--- BEGIN ---
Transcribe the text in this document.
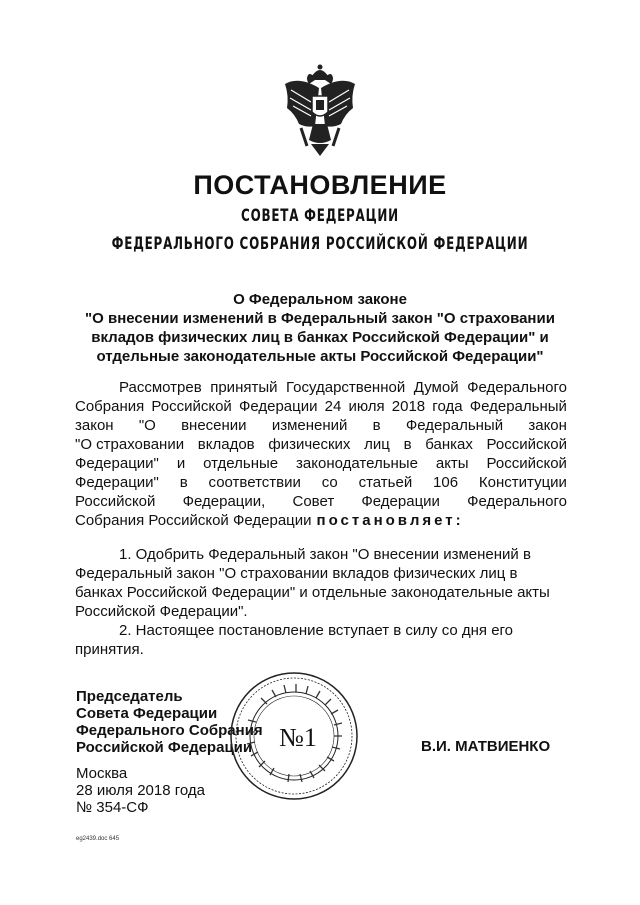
ПОСТАНОВЛЕНИЕ
СОВЕТА ФЕДЕРАЦИИ
ФЕДЕРАЛЬНОГО СОБРАНИЯ РОССИЙСКОЙ ФЕДЕРАЦИИ
О Федеральном законе
"О внесении изменений в Федеральный закон "О страховании
вкладов физических лиц в банках Российской Федерации" и
отдельные законодательные акты Российской Федерации"
Рассмотрев принятый Государственной Думой Федерального
Собрания Российской Федерации 24 июля 2018 года Федеральный
закон "О внесении изменений в Федеральный закон
"О страховании вкладов физических лиц в банках Российской
Федерации" и отдельные законодательные акты Российской
Федерации" в соответствии со статьей 106 Конституции
Российской Федерации, Совет Федерации Федерального
Собрания Российской Федерации постановляет:
1. Одобрить Федеральный закон "О внесении изменений в
Федеральный закон "О страховании вкладов физических лиц в
банках Российской Федерации" и отдельные законодательные акты
Российской Федерации".
2. Настоящее постановление вступает в силу со дня его
принятия.
Председатель
Совета Федерации
Федерального Собрания
Российской Федерации	№1	В.И. МАТВИЕНКО
Москва
28 июля 2018 года
№ 354-СФ
eg2439.doc 645
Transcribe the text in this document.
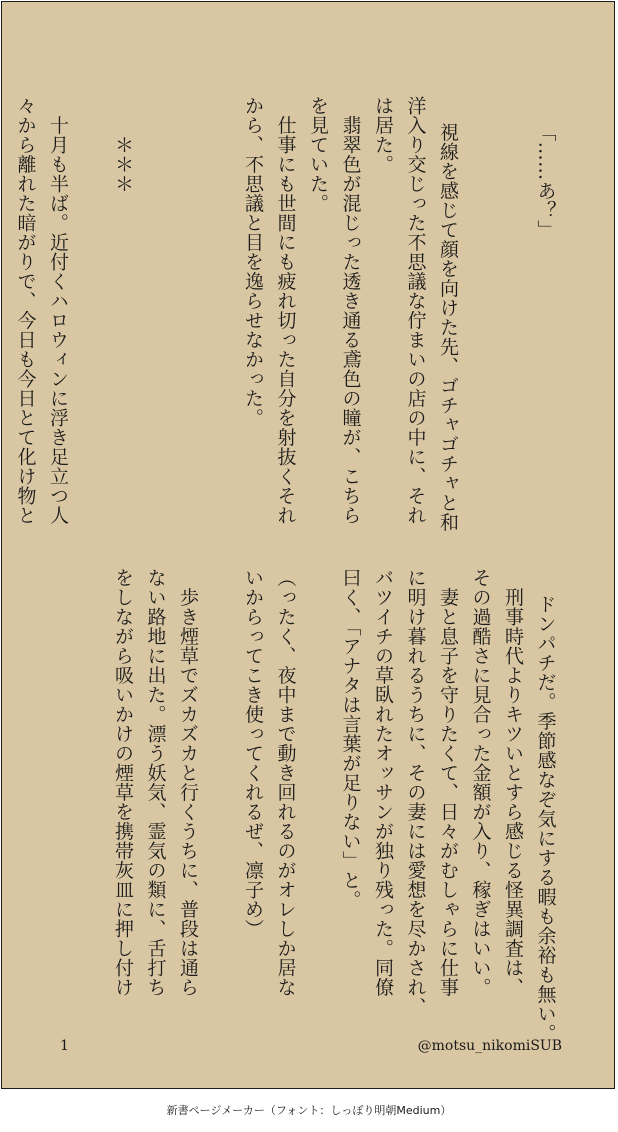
「……あ？」

視線を感じて顔を向けた先、ゴチャゴチャと和
洋入り交じった不思議な佇まいの店の中に、それ
は居た。
　翡翠色が混じった透き通る鳶色の瞳が、こちら
を見ていた。
　仕事にも世間にも疲れ切った自分を射抜くそれ
から、不思議と目を逸らせなかった。

　　＊＊＊

　十月も半ば。近付くハロウィンに浮き足立つ人
々から離れた暗がりで、今日も今日とて化け物と

ドンパチだ。季節感なぞ気にする暇も余裕も無い。
　刑事時代よりキツいとすら感じる怪異調査は、
その過酷さに見合った金額が入り、稼ぎはいい。
　妻と息子を守りたくて、日々がむしゃらに仕事
に明け暮れるうちに、その妻には愛想を尽かされ、
バツイチの草臥れたオッサンが独り残った。同僚
曰く、「アナタは言葉が足りない」と。

（ったく、夜中まで動き回れるのがオレしか居な
いからってこき使ってくれるぜ、凛子め）

　歩き煙草でズカズカと行くうちに、普段は通ら
ない路地に出た。漂う妖気、霊気の類に、舌打ち
をしながら吸いかけの煙草を携帯灰皿に押し付け

1	@motsu_nikomiSUB
新書ページメーカー（フォント：しっぽり明朝Medium）
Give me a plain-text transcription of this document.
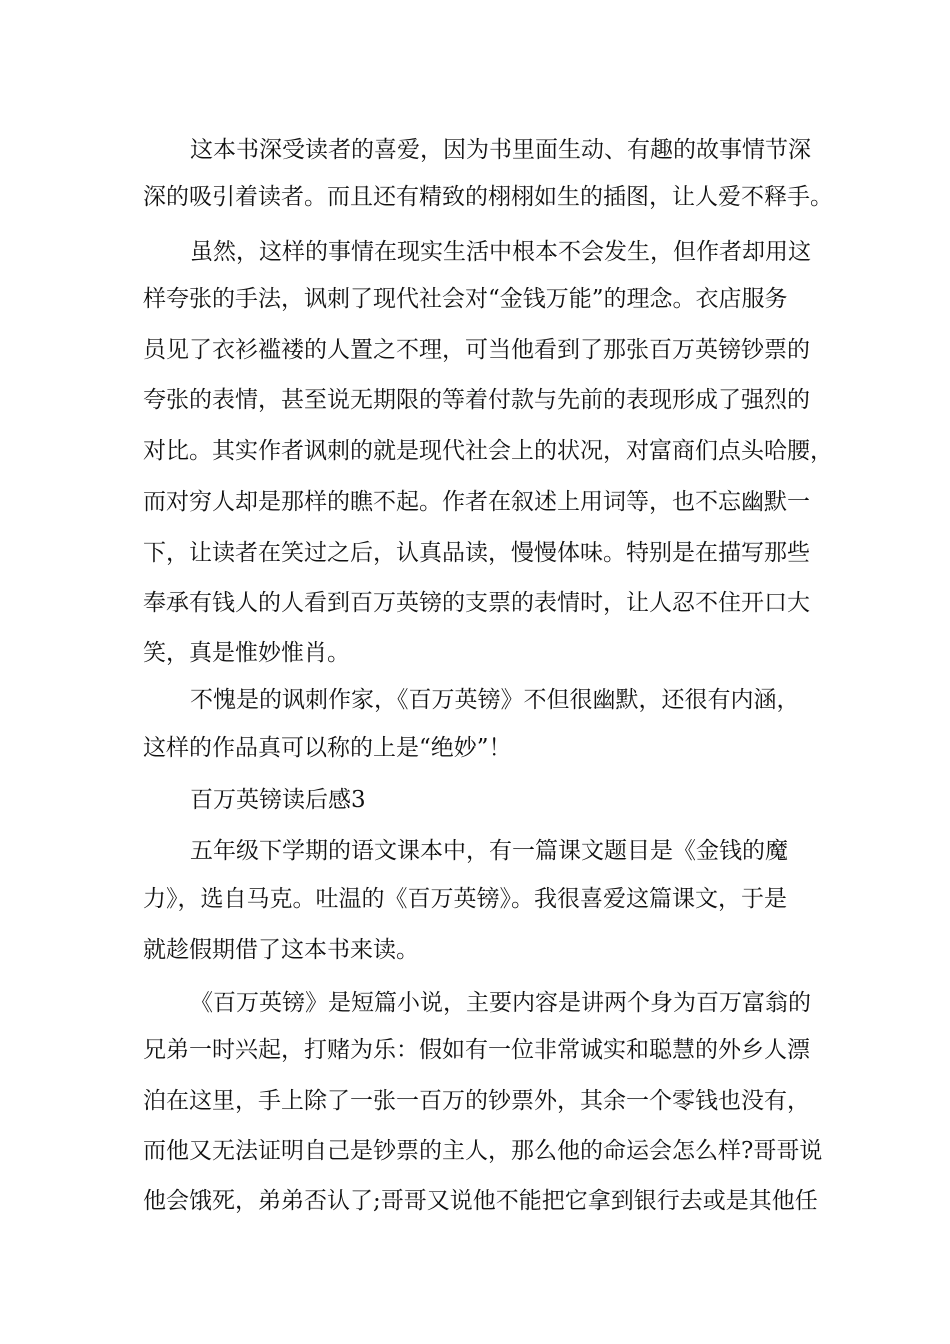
这本书深受读者的喜爱，因为书里面生动、有趣的故事情节深
深的吸引着读者。而且还有精致的栩栩如生的插图，让人爱不释手。
虽然，这样的事情在现实生活中根本不会发生，但作者却用这
样夸张的手法，讽刺了现代社会对“金钱万能”的理念。衣店服务
员见了衣衫褴褛的人置之不理，可当他看到了那张百万英镑钞票的
夸张的表情，甚至说无期限的等着付款与先前的表现形成了强烈的
对比。其实作者讽刺的就是现代社会上的状况，对富商们点头哈腰，
而对穷人却是那样的瞧不起。作者在叙述上用词等，也不忘幽默一
下，让读者在笑过之后，认真品读，慢慢体味。特别是在描写那些
奉承有钱人的人看到百万英镑的支票的表情时，让人忍不住开口大
笑，真是惟妙惟肖。
不愧是的讽刺作家，《百万英镑》不但很幽默，还很有内涵，
这样的作品真可以称的上是“绝妙”！
百万英镑读后感3
五年级下学期的语文课本中，有一篇课文题目是《金钱的魔
力》，选自马克。吐温的《百万英镑》。我很喜爱这篇课文，于是
就趁假期借了这本书来读。
《百万英镑》是短篇小说，主要内容是讲两个身为百万富翁的
兄弟一时兴起，打赌为乐：假如有一位非常诚实和聪慧的外乡人漂
泊在这里，手上除了一张一百万的钞票外，其余一个零钱也没有，
而他又无法证明自己是钞票的主人，那么他的命运会怎么样?哥哥说
他会饿死，弟弟否认了;哥哥又说他不能把它拿到银行去或是其他任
--- END ---
## TASK OBJECTIVE
Reproduce all of the material exactly, apart from the pictures.

## PROBLEM SOLUTION
Transcribe the text in this document.
ПОСТАНОВЛЕНИЕ
СОВЕТА ФЕДЕРАЦИИ
ФЕДЕРАЛЬНОГО СОБРАНИЯ РОССИЙСКОЙ ФЕДЕРАЦИИ
О Федеральном законе
"О внесении изменений в Федеральный закон "О страховании
вкладов физических лиц в банках Российской Федерации" и
отдельные законодательные акты Российской Федерации"
Рассмотрев принятый Государственной Думой Федерального
Собрания Российской Федерации 24 июля 2018 года Федеральный
закон "О внесении изменений в Федеральный закон
"О страховании вкладов физических лиц в банках Российской
Федерации" и отдельные законодательные акты Российской
Федерации" в соответствии со статьей 106 Конституции
Российской Федерации, Совет Федерации Федерального
Собрания Российской Федерации постановляет:
1. Одобрить Федеральный закон "О внесении изменений в
Федеральный закон "О страховании вкладов физических лиц в
банках Российской Федерации" и отдельные законодательные акты
Российской Федерации".
2. Настоящее постановление вступает в силу со дня его
принятия.
Председатель
Совета Федерации
Федерального Собрания
Российской Федерации	№1	В.И. МАТВИЕНКО
Москва
28 июля 2018 года
№ 354-СФ
eg2439.doc 645
Transcribe the text in this document.
「……あ？」

視線を感じて顔を向けた先、ゴチャゴチャと和
洋入り交じった不思議な佇まいの店の中に、それ
は居た。
　翡翠色が混じった透き通る鳶色の瞳が、こちら
を見ていた。
　仕事にも世間にも疲れ切った自分を射抜くそれ
から、不思議と目を逸らせなかった。

　　＊＊＊

　十月も半ば。近付くハロウィンに浮き足立つ人
々から離れた暗がりで、今日も今日とて化け物と

ドンパチだ。季節感なぞ気にする暇も余裕も無い。
　刑事時代よりキツいとすら感じる怪異調査は、
その過酷さに見合った金額が入り、稼ぎはいい。
　妻と息子を守りたくて、日々がむしゃらに仕事
に明け暮れるうちに、その妻には愛想を尽かされ、
バツイチの草臥れたオッサンが独り残った。同僚
曰く、「アナタは言葉が足りない」と。

（ったく、夜中まで動き回れるのがオレしか居な
いからってこき使ってくれるぜ、凛子め）

　歩き煙草でズカズカと行くうちに、普段は通ら
ない路地に出た。漂う妖気、霊気の類に、舌打ち
をしながら吸いかけの煙草を携帯灰皿に押し付け

1	@motsu_nikomiSUB
新書ページメーカー（フォント：しっぽり明朝Medium）
Give me a plain-text transcription of this document.
这本书深受读者的喜爱，因为书里面生动、有趣的故事情节深
深的吸引着读者。而且还有精致的栩栩如生的插图，让人爱不释手。
虽然，这样的事情在现实生活中根本不会发生，但作者却用这
样夸张的手法，讽刺了现代社会对“金钱万能”的理念。衣店服务
员见了衣衫褴褛的人置之不理，可当他看到了那张百万英镑钞票的
夸张的表情，甚至说无期限的等着付款与先前的表现形成了强烈的
对比。其实作者讽刺的就是现代社会上的状况，对富商们点头哈腰，
而对穷人却是那样的瞧不起。作者在叙述上用词等，也不忘幽默一
下，让读者在笑过之后，认真品读，慢慢体味。特别是在描写那些
奉承有钱人的人看到百万英镑的支票的表情时，让人忍不住开口大
笑，真是惟妙惟肖。
不愧是的讽刺作家，《百万英镑》不但很幽默，还很有内涵，
这样的作品真可以称的上是“绝妙”！
百万英镑读后感3
五年级下学期的语文课本中，有一篇课文题目是《金钱的魔
力》，选自马克。吐温的《百万英镑》。我很喜爱这篇课文，于是
就趁假期借了这本书来读。
《百万英镑》是短篇小说，主要内容是讲两个身为百万富翁的
兄弟一时兴起，打赌为乐：假如有一位非常诚实和聪慧的外乡人漂
泊在这里，手上除了一张一百万的钞票外，其余一个零钱也没有，
而他又无法证明自己是钞票的主人，那么他的命运会怎么样?哥哥说
他会饿死，弟弟否认了;哥哥又说他不能把它拿到银行去或是其他任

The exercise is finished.